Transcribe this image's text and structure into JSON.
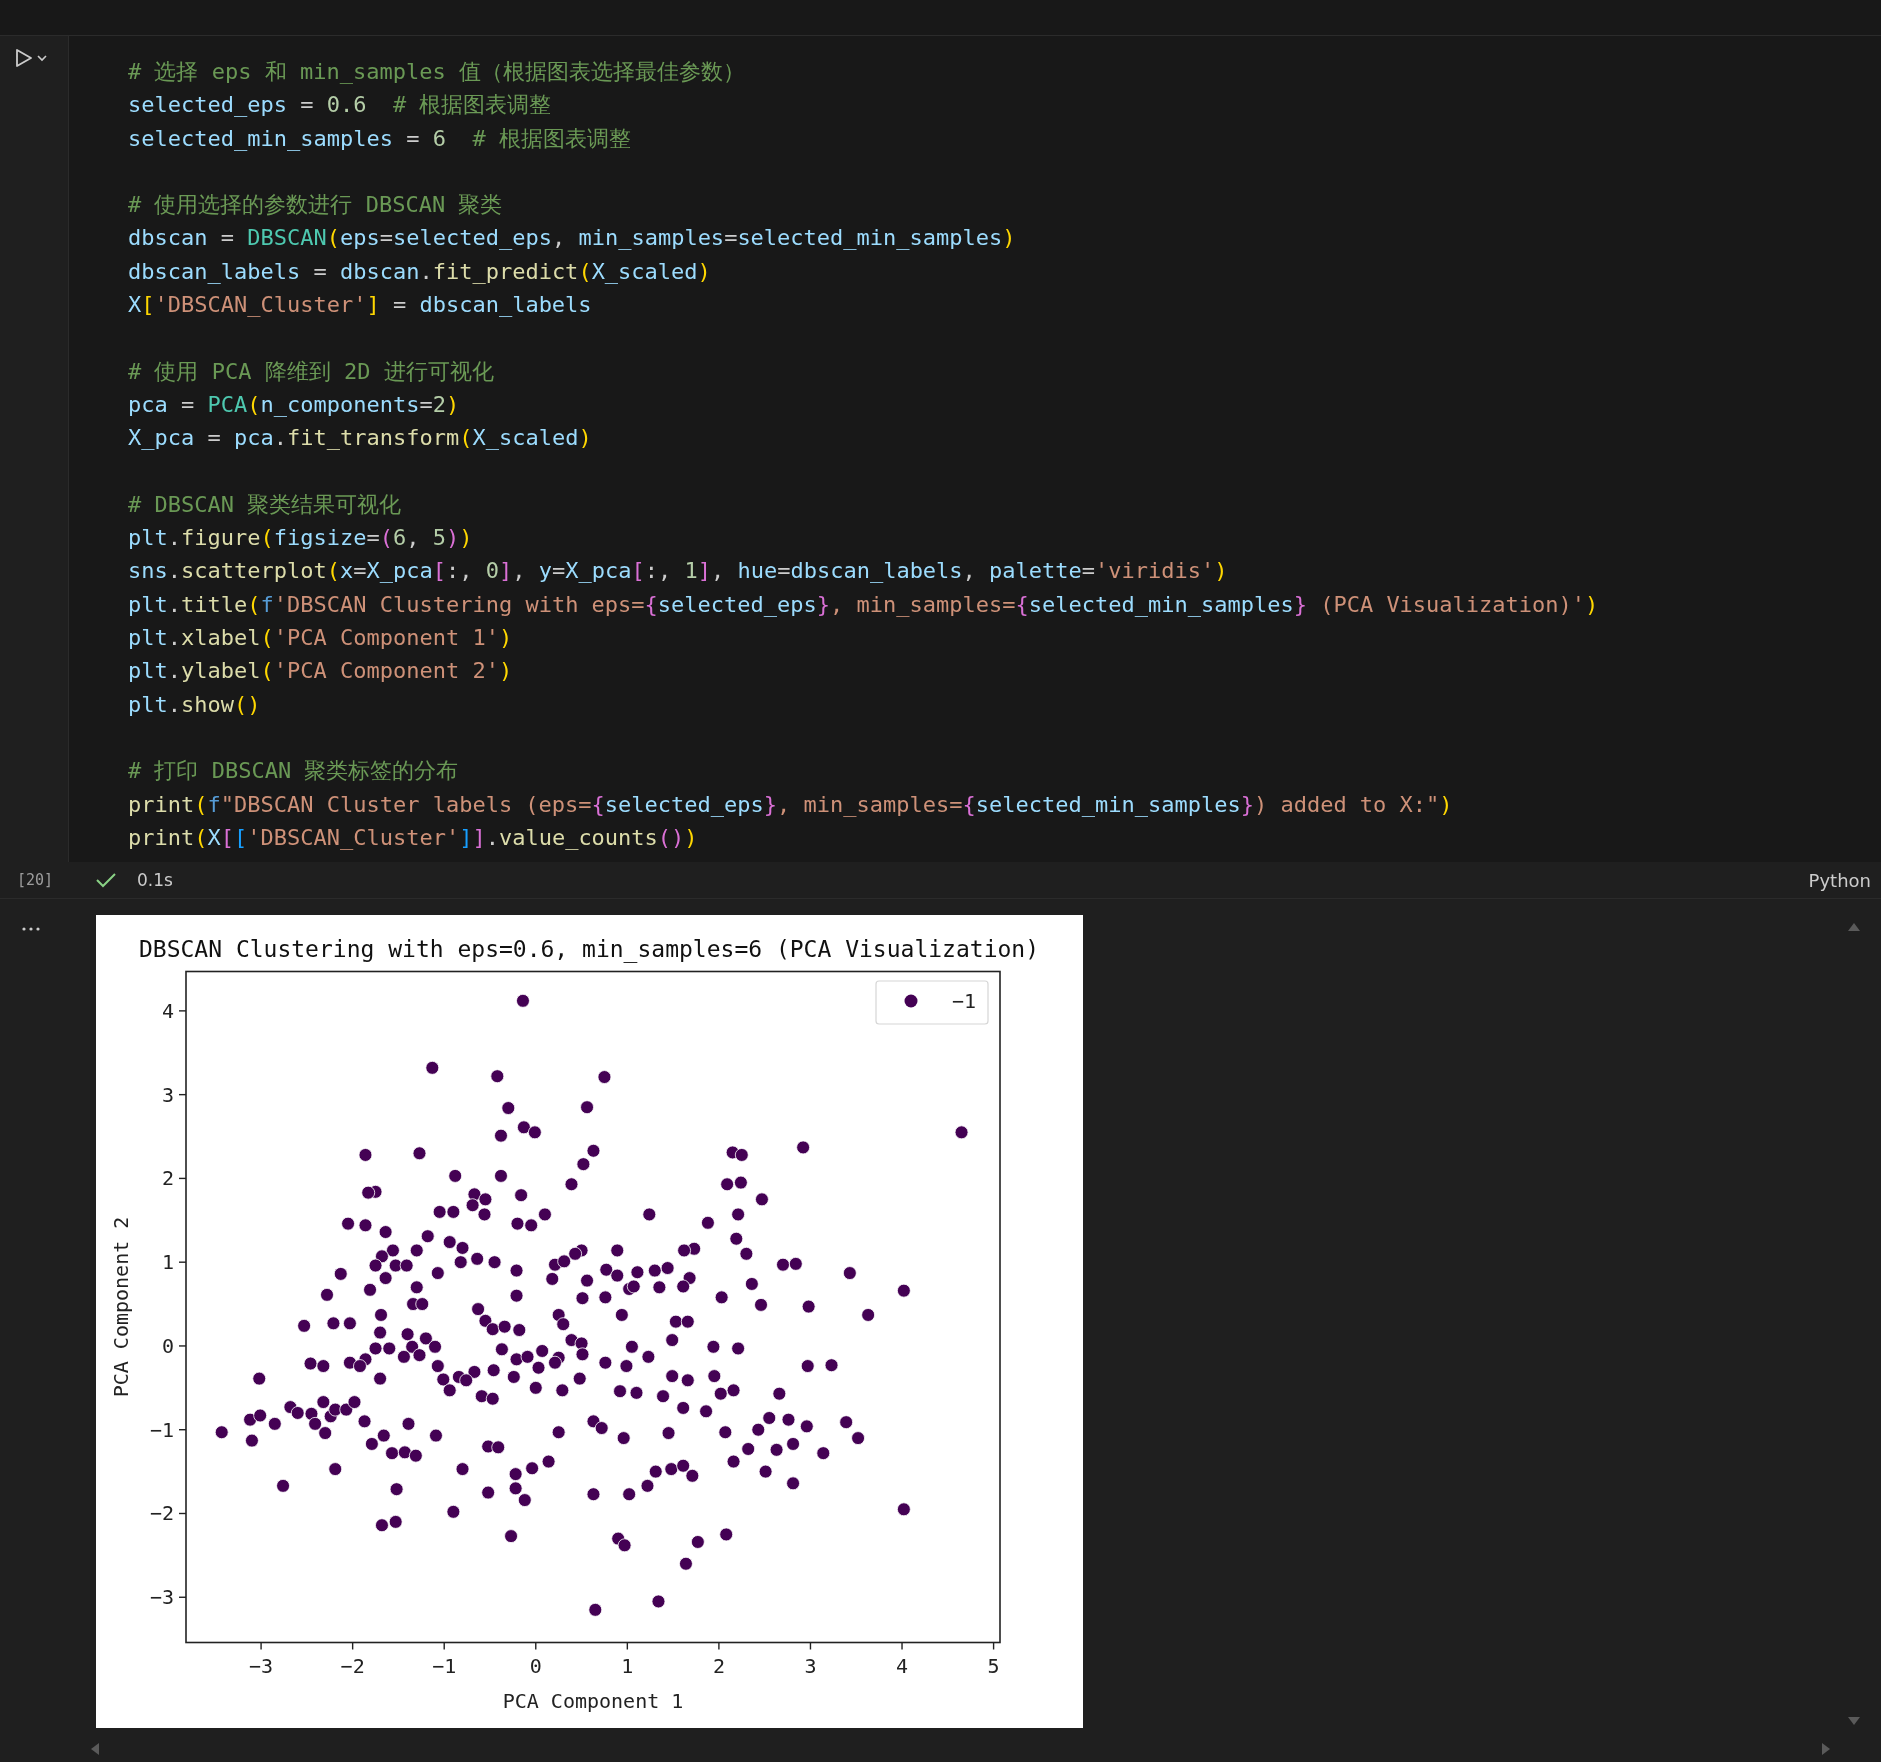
{
  "code_blocks": [
    [
      {
        "tokens": [
          {
            "kind": "comment",
            "text": "# 选择 eps 和 min_samples 值（根据图表选择最佳参数）"
          }
        ]
      },
      {
        "tokens": [
          {
            "kind": "var",
            "text": "selected_eps"
          },
          {
            "kind": "op",
            "text": " = "
          },
          {
            "kind": "num",
            "text": "0.6"
          },
          {
            "kind": "comment",
            "text": "# 根据图表调整"
          }
        ]
      },
      {
        "tokens": [
          {
            "kind": "var",
            "text": "selected_min_samples"
          },
          {
            "kind": "op",
            "text": " = "
          },
          {
            "kind": "num",
            "text": "6"
          },
          {
            "kind": "comment",
            "text": "# 根据图表调整"
          }
        ]
      }
    ],
    [
      {
        "tokens": [
          {
            "kind": "comment",
            "text": "# 使用选择的参数进行 DBSCAN 聚类"
          }
        ]
      },
      {
        "tokens": [
          {
            "kind": "var",
            "text": "dbscan"
          },
          {
            "kind": "op",
            "text": " = "
          },
          {
            "kind": "cls",
            "text": "DBSCAN"
          },
          {
            "kind": "b1",
            "text": "("
          },
          {
            "kind": "var",
            "text": "eps"
          },
          {
            "kind": "op",
            "text": "="
          },
          {
            "kind": "var",
            "text": "selected_eps"
          },
          {
            "kind": "op",
            "text": ", "
          },
          {
            "kind": "var",
            "text": "min_samples"
          },
          {
            "kind": "op",
            "text": "="
          },
          {
            "kind": "var",
            "text": "selected_min_samples"
          },
          {
            "kind": "b1",
            "text": ")"
          }
        ]
      },
      {
        "tokens": [
          {
            "kind": "var",
            "text": "dbscan_labels"
          },
          {
            "kind": "op",
            "text": " = "
          },
          {
            "kind": "var",
            "text": "dbscan"
          },
          {
            "kind": "op",
            "text": "."
          },
          {
            "kind": "fn",
            "text": "fit_predict"
          },
          {
            "kind": "b1",
            "text": "("
          },
          {
            "kind": "var",
            "text": "X_scaled"
          },
          {
            "kind": "b1",
            "text": ")"
          }
        ]
      },
      {
        "tokens": [
          {
            "kind": "var",
            "text": "X"
          },
          {
            "kind": "b1",
            "text": "["
          },
          {
            "kind": "str",
            "text": "'DBSCAN_Cluster'"
          },
          {
            "kind": "b1",
            "text": "]"
          },
          {
            "kind": "op",
            "text": " = "
          },
          {
            "kind": "var",
            "text": "dbscan_labels"
          }
        ]
      }
    ],
    [
      {
        "tokens": [
          {
            "kind": "comment",
            "text": "# 使用 PCA 降维到 2D 进行可视化"
          }
        ]
      },
      {
        "tokens": [
          {
            "kind": "var",
            "text": "pca"
          },
          {
            "kind": "op",
            "text": " = "
          },
          {
            "kind": "cls",
            "text": "PCA"
          },
          {
            "kind": "b1",
            "text": "("
          },
          {
            "kind": "var",
            "text": "n_components"
          },
          {
            "kind": "op",
            "text": "="
          },
          {
            "kind": "num",
            "text": "2"
          },
          {
            "kind": "b1",
            "text": ")"
          }
        ]
      },
      {
        "tokens": [
          {
            "kind": "var",
            "text": "X_pca"
          },
          {
            "kind": "op",
            "text": " = "
          },
          {
            "kind": "var",
            "text": "pca"
          },
          {
            "kind": "op",
            "text": "."
          },
          {
            "kind": "fn",
            "text": "fit_transform"
          },
          {
            "kind": "b1",
            "text": "("
          },
          {
            "kind": "var",
            "text": "X_scaled"
          },
          {
            "kind": "b1",
            "text": ")"
          }
        ]
      }
    ],
    [
      {
        "tokens": [
          {
            "kind": "comment",
            "text": "# DBSCAN 聚类结果可视化"
          }
        ]
      },
      {
        "tokens": [
          {
            "kind": "var",
            "text": "plt"
          },
          {
            "kind": "op",
            "text": "."
          },
          {
            "kind": "fn",
            "text": "figure"
          },
          {
            "kind": "b1",
            "text": "("
          },
          {
            "kind": "var",
            "text": "figsize"
          },
          {
            "kind": "op",
            "text": "="
          },
          {
            "kind": "b2",
            "text": "("
          },
          {
            "kind": "num",
            "text": "6"
          },
          {
            "kind": "op",
            "text": ", "
          },
          {
            "kind": "num",
            "text": "5"
          },
          {
            "kind": "b2",
            "text": ")"
          },
          {
            "kind": "b1",
            "text": ")"
          }
        ]
      },
      {
        "tokens": [
          {
            "kind": "var",
            "text": "sns"
          },
          {
            "kind": "op",
            "text": "."
          },
          {
            "kind": "fn",
            "text": "scatterplot"
          },
          {
            "kind": "b1",
            "text": "("
          },
          {
            "kind": "var",
            "text": "x"
          },
          {
            "kind": "op",
            "text": "="
          },
          {
            "kind": "var",
            "text": "X_pca"
          },
          {
            "kind": "b2",
            "text": "["
          },
          {
            "kind": "op",
            "text": ":, "
          },
          {
            "kind": "num",
            "text": "0"
          },
          {
            "kind": "b2",
            "text": "]"
          },
          {
            "kind": "op",
            "text": ", "
          },
          {
            "kind": "var",
            "text": "y"
          },
          {
            "kind": "op",
            "text": "="
          },
          {
            "kind": "var",
            "text": "X_pca"
          },
          {
            "kind": "b2",
            "text": "["
          },
          {
            "kind": "op",
            "text": ":, "
          },
          {
            "kind": "num",
            "text": "1"
          },
          {
            "kind": "b2",
            "text": "]"
          },
          {
            "kind": "op",
            "text": ", "
          },
          {
            "kind": "var",
            "text": "hue"
          },
          {
            "kind": "op",
            "text": "="
          },
          {
            "kind": "var",
            "text": "dbscan_labels"
          },
          {
            "kind": "op",
            "text": ", "
          },
          {
            "kind": "var",
            "text": "palette"
          },
          {
            "kind": "op",
            "text": "="
          },
          {
            "kind": "str",
            "text": "'viridis'"
          },
          {
            "kind": "b1",
            "text": ")"
          }
        ]
      },
      {
        "tokens": [
          {
            "kind": "var",
            "text": "plt"
          },
          {
            "kind": "op",
            "text": "."
          },
          {
            "kind": "fn",
            "text": "title"
          },
          {
            "kind": "b1",
            "text": "("
          },
          {
            "kind": "kw",
            "text": "f"
          },
          {
            "kind": "str",
            "text": "'DBSCAN Clustering with eps="
          },
          {
            "kind": "b2",
            "text": "{"
          },
          {
            "kind": "var",
            "text": "selected_eps"
          },
          {
            "kind": "b2",
            "text": "}"
          },
          {
            "kind": "str",
            "text": ", min_samples="
          },
          {
            "kind": "b2",
            "text": "{"
          },
          {
            "kind": "var",
            "text": "selected_min_samples"
          },
          {
            "kind": "b2",
            "text": "}"
          },
          {
            "kind": "str",
            "text": " (PCA Visualization)'"
          },
          {
            "kind": "b1",
            "text": ")"
          }
        ]
      },
      {
        "tokens": [
          {
            "kind": "var",
            "text": "plt"
          },
          {
            "kind": "op",
            "text": "."
          },
          {
            "kind": "fn",
            "text": "xlabel"
          },
          {
            "kind": "b1",
            "text": "("
          },
          {
            "kind": "str",
            "text": "'PCA Component 1'"
          },
          {
            "kind": "b1",
            "text": ")"
          }
        ]
      },
      {
        "tokens": [
          {
            "kind": "var",
            "text": "plt"
          },
          {
            "kind": "op",
            "text": "."
          },
          {
            "kind": "fn",
            "text": "ylabel"
          },
          {
            "kind": "b1",
            "text": "("
          },
          {
            "kind": "str",
            "text": "'PCA Component 2'"
          },
          {
            "kind": "b1",
            "text": ")"
          }
        ]
      },
      {
        "tokens": [
          {
            "kind": "var",
            "text": "plt"
          },
          {
            "kind": "op",
            "text": "."
          },
          {
            "kind": "fn",
            "text": "show"
          },
          {
            "kind": "b1",
            "text": "("
          },
          {
            "kind": "b1",
            "text": ")"
          }
        ]
      }
    ],
    [
      {
        "tokens": [
          {
            "kind": "comment",
            "text": "# 打印 DBSCAN 聚类标签的分布"
          }
        ]
      },
      {
        "tokens": [
          {
            "kind": "fn",
            "text": "print"
          },
          {
            "kind": "b1",
            "text": "("
          },
          {
            "kind": "kw",
            "text": "f"
          },
          {
            "kind": "str",
            "text": "\"DBSCAN Cluster labels (eps="
          },
          {
            "kind": "b2",
            "text": "{"
          },
          {
            "kind": "var",
            "text": "selected_eps"
          },
          {
            "kind": "b2",
            "text": "}"
          },
          {
            "kind": "str",
            "text": ", min_samples="
          },
          {
            "kind": "b2",
            "text": "{"
          },
          {
            "kind": "var",
            "text": "selected_min_samples"
          },
          {
            "kind": "b2",
            "text": "}"
          },
          {
            "kind": "str",
            "text": ") added to X:\""
          },
          {
            "kind": "b1",
            "text": ")"
          }
        ]
      },
      {
        "tokens": [
          {
            "kind": "fn",
            "text": "print"
          },
          {
            "kind": "b1",
            "text": "("
          },
          {
            "kind": "var",
            "text": "X"
          },
          {
            "kind": "b2",
            "text": "["
          },
          {
            "kind": "b3",
            "text": "["
          },
          {
            "kind": "str",
            "text": "'DBSCAN_Cluster'"
          },
          {
            "kind": "b3",
            "text": "]"
          },
          {
            "kind": "b2",
            "text": "]"
          },
          {
            "kind": "op",
            "text": "."
          },
          {
            "kind": "fn",
            "text": "value_counts"
          },
          {
            "kind": "b2",
            "text": "("
          },
          {
            "kind": "b2",
            "text": ")"
          },
          {
            "kind": "b1",
            "text": ")"
          }
        ]
      }
    ]
  ],
  "execution_count": "[20]",
  "status": {
    "succeeded": true,
    "duration": "0.1s"
  },
  "language": "Python",
  "output": {
    "chart_data": {
      "type": "scatter",
      "title": "DBSCAN Clustering with eps=0.6, min_samples=6 (PCA Visualization)",
      "xlabel": "PCA Component 1",
      "ylabel": "PCA Component 2",
      "xlim": [
        -3.82,
        5.07
      ],
      "ylim": [
        -3.54,
        4.47
      ],
      "xticks": [
        {
          "value": -3,
          "label": "−3"
        },
        {
          "value": -2,
          "label": "−2"
        },
        {
          "value": -1,
          "label": "−1"
        },
        0,
        1,
        2,
        3,
        4,
        5
      ],
      "yticks": [
        {
          "value": -3,
          "label": "−3"
        },
        {
          "value": -2,
          "label": "−2"
        },
        {
          "value": -1,
          "label": "−1"
        },
        0,
        1,
        2,
        3,
        4
      ],
      "x": [
        -0.14,
        -1.13,
        -0.42,
        0.75,
        -0.3,
        0.56,
        -0.13,
        -0.01,
        -0.38,
        2.92,
        4.65,
        -1.86,
        -1.27,
        0.63,
        0.52,
        -0.88,
        -0.38,
        2.15,
        2.25,
        0.39,
        2.09,
        2.24,
        2.47,
        -1.75,
        -1.83,
        -0.16,
        -0.67,
        -0.55,
        -0.69,
        -1.05,
        -0.9,
        1.24,
        0.1,
        2.21,
        1.88,
        -2.05,
        -1.86,
        -0.2,
        -0.05,
        -0.56,
        -1.64,
        -1.18,
        0.5,
        0.43,
        0.89,
        1.73,
        1.62,
        2.19,
        2.3,
        -1.56,
        -1.3,
        -1.68,
        -0.94,
        -0.8,
        -0.82,
        -0.64,
        -0.45,
        0.21,
        0.31,
        0.77,
        1.11,
        1.3,
        1.44,
        1.68,
        2.7,
        2.84,
        3.43,
        -2.13,
        -1.75,
        -1.53,
        -1.41,
        -1.07,
        -0.21,
        0.18,
        0.56,
        0.89,
        1.35,
        1.02,
        1.61,
        2.03,
        2.36,
        -2.28,
        -1.81,
        -1.64,
        -1.3,
        -1.34,
        -1.24,
        -0.21,
        0.51,
        0.76,
        1.07,
        2.46,
        2.98,
        4.02,
        3.63,
        -2.53,
        -2.21,
        -2.03,
        -1.69,
        -1.7,
        -0.63,
        -0.55,
        -0.47,
        -0.34,
        -0.18,
        0.25,
        0.3,
        0.94,
        1.53,
        1.66,
        -1.75,
        -1.6,
        -1.86,
        -1.4,
        -1.2,
        -1.35,
        -1.1,
        -0.37,
        -0.21,
        -0.09,
        0.07,
        0.25,
        0.39,
        0.5,
        1.05,
        1.49,
        1.94,
        2.21,
        -3.02,
        -2.46,
        -2.03,
        -1.92,
        -2.32,
        -1.44,
        -1.27,
        -1.7,
        -1.07,
        -1.01,
        -0.84,
        -0.67,
        -0.46,
        -0.24,
        0.03,
        0.21,
        0.51,
        0.76,
        0.99,
        1.23,
        1.49,
        1.66,
        1.95,
        2.16,
        2.66,
        2.97,
        3.23,
        -3.43,
        -3.12,
        -3.01,
        -2.85,
        -2.68,
        -2.6,
        -2.45,
        -2.32,
        -2.24,
        -2.19,
        -2.07,
        -1.98,
        -2.41,
        -1.87,
        -2.3,
        -1.79,
        -1.66,
        -1.57,
        -1.39,
        -1.43,
        -1.31,
        -1.09,
        -0.94,
        -0.76,
        -0.59,
        -0.47,
        0.0,
        0.29,
        0.48,
        0.63,
        0.92,
        1.1,
        1.39,
        1.61,
        1.86,
        2.02,
        2.07,
        2.43,
        2.55,
        2.76,
        2.96,
        3.39,
        3.52,
        -3.1,
        -2.19,
        -2.76,
        -0.8,
        -0.52,
        -0.41,
        -0.22,
        -0.04,
        0.14,
        0.25,
        0.72,
        0.96,
        1.45,
        2.16,
        2.32,
        2.51,
        2.63,
        2.81,
        3.14,
        2.81,
        -1.52,
        -0.52,
        -0.22,
        -0.12,
        0.63,
        1.02,
        1.22,
        1.31,
        1.48,
        1.61,
        1.71,
        -1.68,
        -1.53,
        -0.9,
        -0.27,
        0.9,
        0.97,
        1.64,
        1.77,
        2.08,
        4.02,
        0.65,
        1.34
      ],
      "series": [
        {
          "name": "−1",
          "color": "#440154",
          "values": [
            4.12,
            3.32,
            3.22,
            3.21,
            2.84,
            2.85,
            2.61,
            2.55,
            2.51,
            2.37,
            2.55,
            2.28,
            2.3,
            2.33,
            2.17,
            2.03,
            2.03,
            2.31,
            2.28,
            1.93,
            1.93,
            1.95,
            1.75,
            1.84,
            1.83,
            1.8,
            1.81,
            1.75,
            1.68,
            1.6,
            1.6,
            1.57,
            1.57,
            1.57,
            1.47,
            1.46,
            1.44,
            1.46,
            1.44,
            1.57,
            1.36,
            1.31,
            1.14,
            1.1,
            1.14,
            1.16,
            1.14,
            1.28,
            1.1,
            1.14,
            1.14,
            1.07,
            1.24,
            1.17,
            1.0,
            1.04,
            1.0,
            0.97,
            1.01,
            0.91,
            0.88,
            0.9,
            0.93,
            0.81,
            0.97,
            0.98,
            0.87,
            0.86,
            0.96,
            0.96,
            0.96,
            0.87,
            0.9,
            0.8,
            0.78,
            0.84,
            0.7,
            0.68,
            0.71,
            0.58,
            0.74,
            0.61,
            0.67,
            0.81,
            0.7,
            0.5,
            0.5,
            0.6,
            0.57,
            0.58,
            0.71,
            0.49,
            0.47,
            0.66,
            0.37,
            0.24,
            0.27,
            0.27,
            0.37,
            0.16,
            0.44,
            0.3,
            0.2,
            0.23,
            0.19,
            0.37,
            0.26,
            0.37,
            0.29,
            0.29,
            -0.03,
            -0.03,
            -0.16,
            0.14,
            0.09,
            -0.01,
            -0.01,
            -0.04,
            -0.16,
            -0.13,
            -0.06,
            -0.14,
            0.07,
            0.03,
            -0.01,
            0.07,
            -0.01,
            -0.03,
            -0.39,
            -0.21,
            -0.2,
            -0.24,
            -0.24,
            -0.13,
            -0.11,
            -0.39,
            -0.24,
            -0.4,
            -0.37,
            -0.31,
            -0.29,
            -0.37,
            -0.26,
            -0.2,
            -0.1,
            -0.2,
            -0.24,
            -0.13,
            -0.36,
            -0.41,
            -0.36,
            -0.53,
            -0.57,
            -0.24,
            -0.23,
            -1.03,
            -0.88,
            -0.83,
            -0.93,
            -0.73,
            -0.8,
            -0.81,
            -0.67,
            -0.84,
            -0.76,
            -0.76,
            -0.67,
            -0.93,
            -0.9,
            -1.04,
            -1.17,
            -1.07,
            -1.28,
            -0.93,
            -1.27,
            -1.31,
            -1.07,
            -0.53,
            -0.41,
            -0.6,
            -0.63,
            -0.5,
            -0.53,
            -0.39,
            -0.9,
            -0.54,
            -0.56,
            -0.6,
            -0.74,
            -0.78,
            -0.57,
            -1.03,
            -1.0,
            -0.86,
            -0.88,
            -0.96,
            -0.91,
            -1.1,
            -1.13,
            -1.47,
            -1.67,
            -1.47,
            -1.2,
            -1.21,
            -1.53,
            -1.46,
            -1.38,
            -1.03,
            -0.98,
            -1.1,
            -1.04,
            -1.38,
            -1.23,
            -1.5,
            -1.24,
            -1.17,
            -1.28,
            -1.64,
            -1.71,
            -1.75,
            -1.7,
            -1.84,
            -1.77,
            -1.77,
            -1.67,
            -1.5,
            -1.47,
            -1.43,
            -1.55,
            -2.14,
            -2.1,
            -1.98,
            -2.27,
            -2.3,
            -2.38,
            -2.6,
            -2.34,
            -2.25,
            -1.95,
            -3.15,
            -3.05
          ]
        }
      ]
    }
  }
}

- _What this task involves_
Copy whichever lines in the listing above contain the word "Clustering".

- _Final result_
            "text": "'DBSCAN Clustering with eps="
      "title": "DBSCAN Clustering with eps=0.6, min_samples=6 (PCA Visualization)",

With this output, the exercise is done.